- [SOURCE]:
* START *

The importance of the I AM exhibition
For over a year now, our fellow W.O.K.E champions, Raveena and Ade, have been working hard in increasing BAME (Black, Asian and minority ethnic) participation at Keele university via the Cultural Affairs Project.
The I AM exhibition showcased Black and brown womxn’s art, surrounding their experiences as humans and/or raising awareness of certain experiences.
It was an honour to have met four out of the five artists attend the launch of the exhibition, all of them are so lovely and down-to-Earth. Clearly driven with passion regarding their art – but most of all, the message which they represented.
These were the artists whose art were showcased:
Gabriella K A Gay – a poet residing in Stoke-on-Trent. Gabriella describes herself as a mother, teacher, vintage sale dealer, and page-stage poet. Gabriella’s poems usually surround the topic of motherhood, and life as a woman – most importantly, as a Black woman.
Lena Galore – an artist who creates hyper-realistic visual pieces, based in London. Lena describes herself as a multi-disciplinary artist, and is now currently a tattoo artist in training. Lena’s pieces are mostly oil paintings of black beauty like Pretty for a Dark-Skinned and graphite drawings such as her piece(s) Caught in the Rain.
Suhaiymah Manzoor-Khan – a poet based in London. Suhaiymah is passionate in educating and speaking out against Islamophobia, state violence, decoloniality, gender, and race. Suhaiymah’s poems often depict the many experiences of discrimination – mostly as a Muslim woman who proudly wears a hijab. Suhaiymah also has attended and given talks, such as TedxYouth@Brum2017.
Shannon Bono – an artist who often creates self-portraits, based in London. Shannon is a CSM MA Art & Science graduate, and describes herself as a painter, creative, and cultural writer. Shannon’s art pieces often depict social issues which are mostly unique to African culture, such as: the Bundu masks from Sierra Leone, these masks are crafted by men but worn by women highly ranked in the society during “initiation” masquerades; and Sowei Ndahiti which depicts the culture of Mende people’s ways of “initiating” a girl into her womanhood, highlighting female genital mutilation (also known as FGM).
T.I.A. Visions – a photographer from London. Tia often captures pictures that showcase the best “mood at that moment in time”. Moreover, Tia also captures with the use of photography, the female sexuality – showcasing the many types of female bodies, and how there is beauty in each and single one of them.
It was surprising how the atmosphere within a lobby, a small space out of the whole building, managed to completely change just from having the BAME community attend.
It sounds silly, I know.
However during this time of the night (18:00/6pm), it is usually a quiet time and sometimes there are lectures held for external trustees – this happened to be one of those nights. As one can imagine, those external trustees are all white.
Rich, old white people collectively gave us looks of confusion, as if we were in the wrong place. A slight microaggression, that unless you are part of the marginalised – will always go unnoticed.
An unfortunate reality for us who are BAME.
Even those who are part of the BAME community within the university, were just as bewildered at the sight of so many faces whom bore the same as them.

* END *

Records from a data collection

* START *

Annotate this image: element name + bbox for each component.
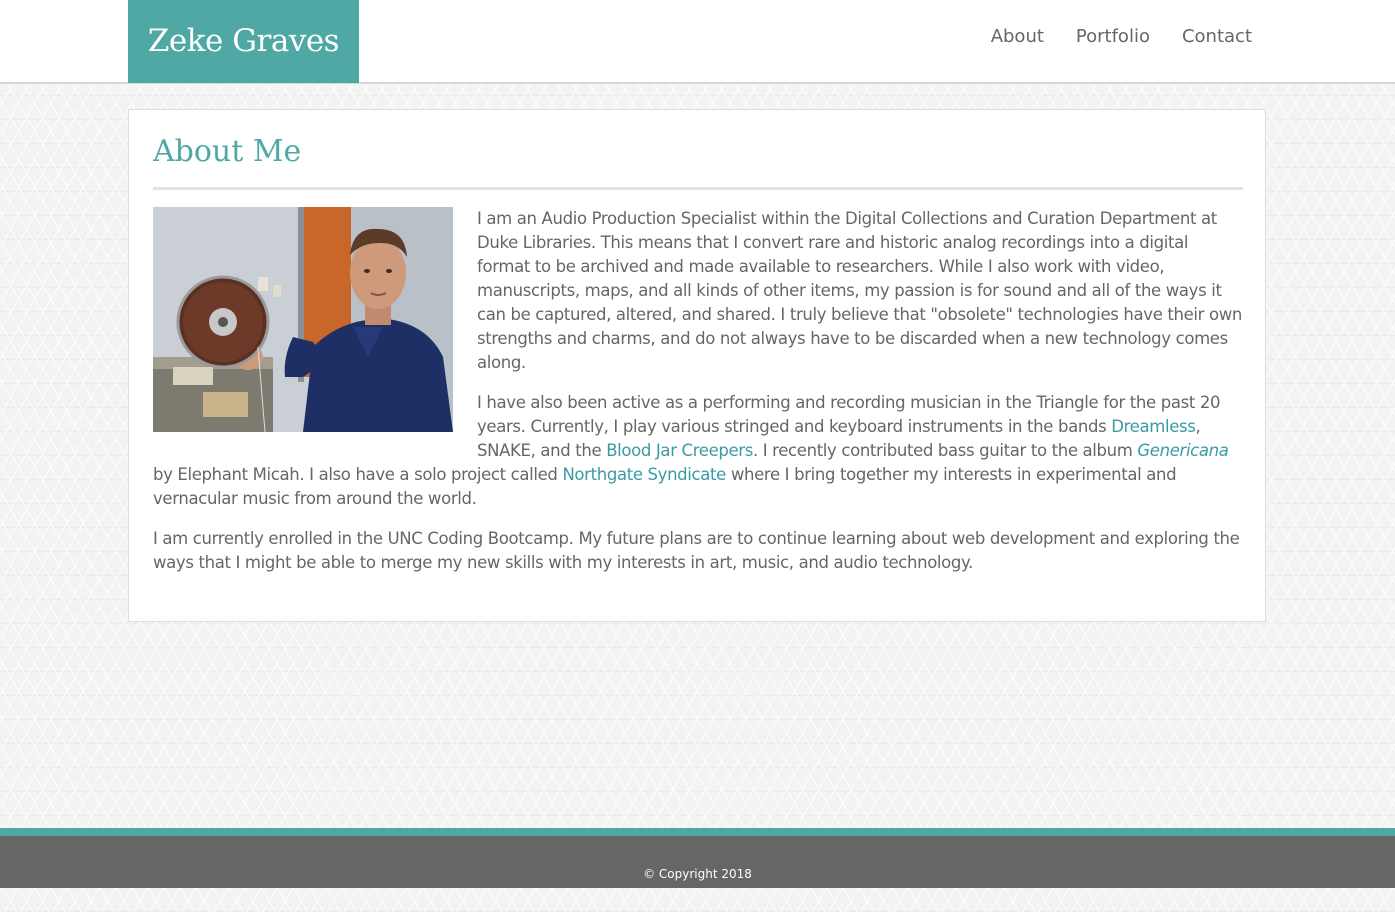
nav-contact[interactable]: Contact (1182, 26, 1252, 47)
paragraph-2-text-4: by Elephant Micah. I also have a solo pr… (153, 465, 563, 484)
paragraph-2-text-3: . I recently contributed bass guitar to … (752, 441, 1138, 460)
main-nav: About Portfolio Contact (991, 26, 1252, 47)
site-footer: © Copyright 2018 (0, 836, 1395, 888)
site-header: Zeke Graves About Portfolio Contact (0, 0, 1395, 84)
page-title: About Me (153, 134, 302, 169)
nav-portfolio[interactable]: Portfolio (1076, 26, 1150, 47)
profile-photo (153, 207, 453, 432)
about-content: I am an Audio Production Specialist with… (153, 207, 1243, 591)
nav-about[interactable]: About (991, 26, 1044, 47)
footer-accent-bar (0, 828, 1395, 836)
copyright-text: © Copyright 2018 (643, 867, 752, 881)
title-divider (153, 187, 1243, 190)
link-northgate-syndicate[interactable]: Northgate Syndicate (562, 465, 726, 484)
site-brand[interactable]: Zeke Graves (128, 0, 359, 83)
about-card: About Me I am an Audio Production Specia… (128, 109, 1266, 622)
link-dreamless[interactable]: Dreamless (1111, 417, 1196, 436)
album-title: Genericana (1137, 441, 1229, 460)
about-paragraph-3: I am currently enrolled in the UNC Codin… (153, 529, 1240, 572)
paragraph-2-text-1: I have also been active as a performing … (477, 393, 1221, 436)
link-blood-jar-creepers[interactable]: Blood Jar Creepers (606, 441, 753, 460)
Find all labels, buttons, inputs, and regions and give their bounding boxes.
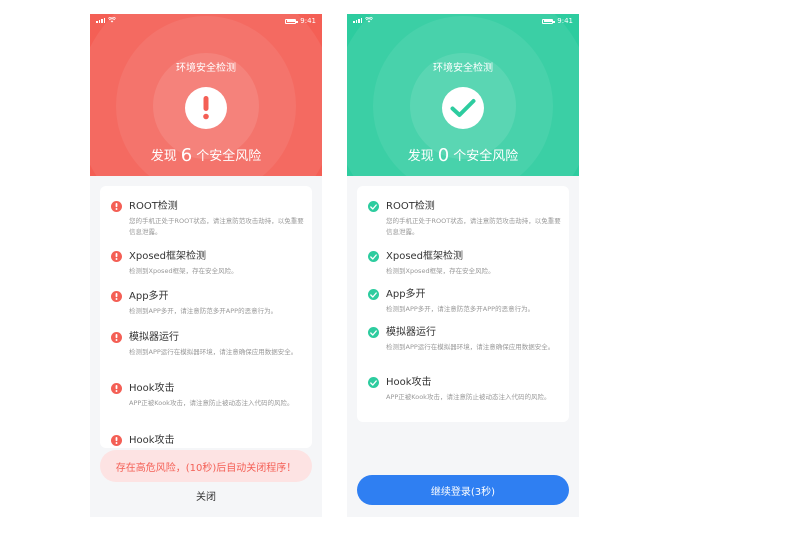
warning-badge bbox=[185, 87, 227, 129]
safe-screen: 9:41 环境安全检测 发现 0 个安全风险 ROOT检测 您的手机正处于ROOT状… bbox=[347, 14, 579, 517]
warning-icon bbox=[111, 291, 122, 302]
item-title: App多开 bbox=[129, 291, 169, 302]
danger-screen: 9:41 环境安全检测 发现 6 个安全风险 ROOT检测 您的手机正处于ROOT状… bbox=[90, 14, 322, 517]
status-bar: 9:41 bbox=[347, 14, 579, 28]
summary-suffix: 个安全风险 bbox=[453, 149, 519, 164]
safe-hero: 9:41 环境安全检测 发现 0 个安全风险 bbox=[347, 14, 579, 176]
battery-icon bbox=[285, 18, 298, 24]
item-description: 检测到Xposed框架，存在安全风险。 bbox=[129, 267, 238, 275]
status-time: 9:41 bbox=[557, 17, 573, 25]
risk-summary: 发现 6 个安全风险 bbox=[90, 145, 322, 166]
page-title: 环境安全检测 bbox=[433, 63, 493, 74]
risk-list: ROOT检测 您的手机正处于ROOT状态，请注意防范攻击劫持，以免重要信息泄露。… bbox=[100, 186, 312, 448]
warning-icon bbox=[111, 435, 122, 446]
item-title: 模拟器运行 bbox=[129, 332, 179, 343]
check-list: ROOT检测 您的手机正处于ROOT状态，请注意防范攻击劫持，以免重要信息泄露。… bbox=[357, 186, 569, 422]
continue-login-button[interactable]: 继续登录(3秒) bbox=[357, 475, 569, 505]
battery-icon bbox=[542, 18, 555, 24]
risk-count: 0 bbox=[437, 145, 450, 166]
page-title: 环境安全检测 bbox=[176, 63, 236, 74]
check-icon bbox=[368, 201, 379, 212]
item-title: Hook攻击 bbox=[129, 435, 175, 446]
check-icon bbox=[368, 289, 379, 300]
item-description: 检测到APP多开，请注意防范多开APP的恶意行为。 bbox=[129, 307, 278, 315]
signal-icon bbox=[353, 18, 362, 23]
summary-suffix: 个安全风险 bbox=[196, 149, 262, 164]
check-icon bbox=[368, 327, 379, 338]
item-description: 您的手机正处于ROOT状态，请注意防范攻击劫持，以免重要信息泄露。 bbox=[129, 217, 304, 236]
wifi-icon bbox=[108, 17, 116, 23]
item-description: APP正被Kook攻击，请注意防止被动态注入代码的风险。 bbox=[129, 399, 294, 407]
status-time: 9:41 bbox=[300, 17, 316, 25]
check-icon bbox=[368, 377, 379, 388]
warning-icon bbox=[111, 383, 122, 394]
item-description: 检测到APP运行在模拟器环境，请注意确保应用数据安全。 bbox=[386, 343, 555, 351]
risk-count: 6 bbox=[180, 145, 193, 166]
item-description: 您的手机正处于ROOT状态，请注意防范攻击劫持，以免重要信息泄露。 bbox=[386, 217, 561, 236]
item-description: APP正被Kook攻击，请注意防止被动态注入代码的风险。 bbox=[386, 393, 551, 401]
item-description: 检测到APP运行在模拟器环境，请注意确保应用数据安全。 bbox=[129, 348, 298, 356]
item-title: ROOT检测 bbox=[386, 201, 435, 212]
check-icon bbox=[450, 99, 476, 117]
warning-icon bbox=[111, 201, 122, 212]
risk-alert-banner: 存在高危风险，(10秒)后自动关闭程序！ bbox=[100, 450, 312, 482]
warning-icon bbox=[111, 332, 122, 343]
wifi-icon bbox=[365, 17, 373, 23]
warning-icon bbox=[111, 251, 122, 262]
summary-prefix: 发现 bbox=[407, 149, 434, 164]
item-description: 检测到APP多开，请注意防范多开APP的恶意行为。 bbox=[386, 305, 535, 313]
item-title: Hook攻击 bbox=[129, 383, 175, 394]
status-bar: 9:41 bbox=[90, 14, 322, 28]
success-badge bbox=[442, 87, 484, 129]
signal-icon bbox=[96, 18, 105, 23]
summary-prefix: 发现 bbox=[150, 149, 177, 164]
risk-summary: 发现 0 个安全风险 bbox=[347, 145, 579, 166]
item-title: ROOT检测 bbox=[129, 201, 178, 212]
item-title: Hook攻击 bbox=[386, 377, 432, 388]
item-title: Xposed框架检测 bbox=[386, 251, 464, 262]
item-title: Xposed框架检测 bbox=[129, 251, 207, 262]
item-title: 模拟器运行 bbox=[386, 327, 436, 338]
item-title: App多开 bbox=[386, 289, 426, 300]
danger-hero: 9:41 环境安全检测 发现 6 个安全风险 bbox=[90, 14, 322, 176]
check-icon bbox=[368, 251, 379, 262]
exclamation-icon bbox=[203, 96, 209, 120]
item-description: 检测到Xposed框架，存在安全风险。 bbox=[386, 267, 495, 275]
close-button[interactable]: 关闭 bbox=[90, 488, 322, 503]
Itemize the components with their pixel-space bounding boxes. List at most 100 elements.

* END *

- [TASKS TO CARRY OUT]:
- 1) Translate this sentence from the exhibition text into Spanish: "As one can imagine, those external trustees are all white."
- 2) Retype the exhibition text between "It was surprising" and "silly, I know.", inclusive.
- 3) According to the exhibition text, what is Lena Galore currently training to become?
Work only from the exhibition text.

- [WORKED SOLUTIONS]:
- 1) Como cabe imaginar, esos miembros externos del patronato son todos blancos.

- 2)
It was surprising how the atmosphere within a lobby, a small space out of the whole building, managed to completely change just from having the BAME community attend.
It sounds silly, I know.

- 3) A tattoo artist.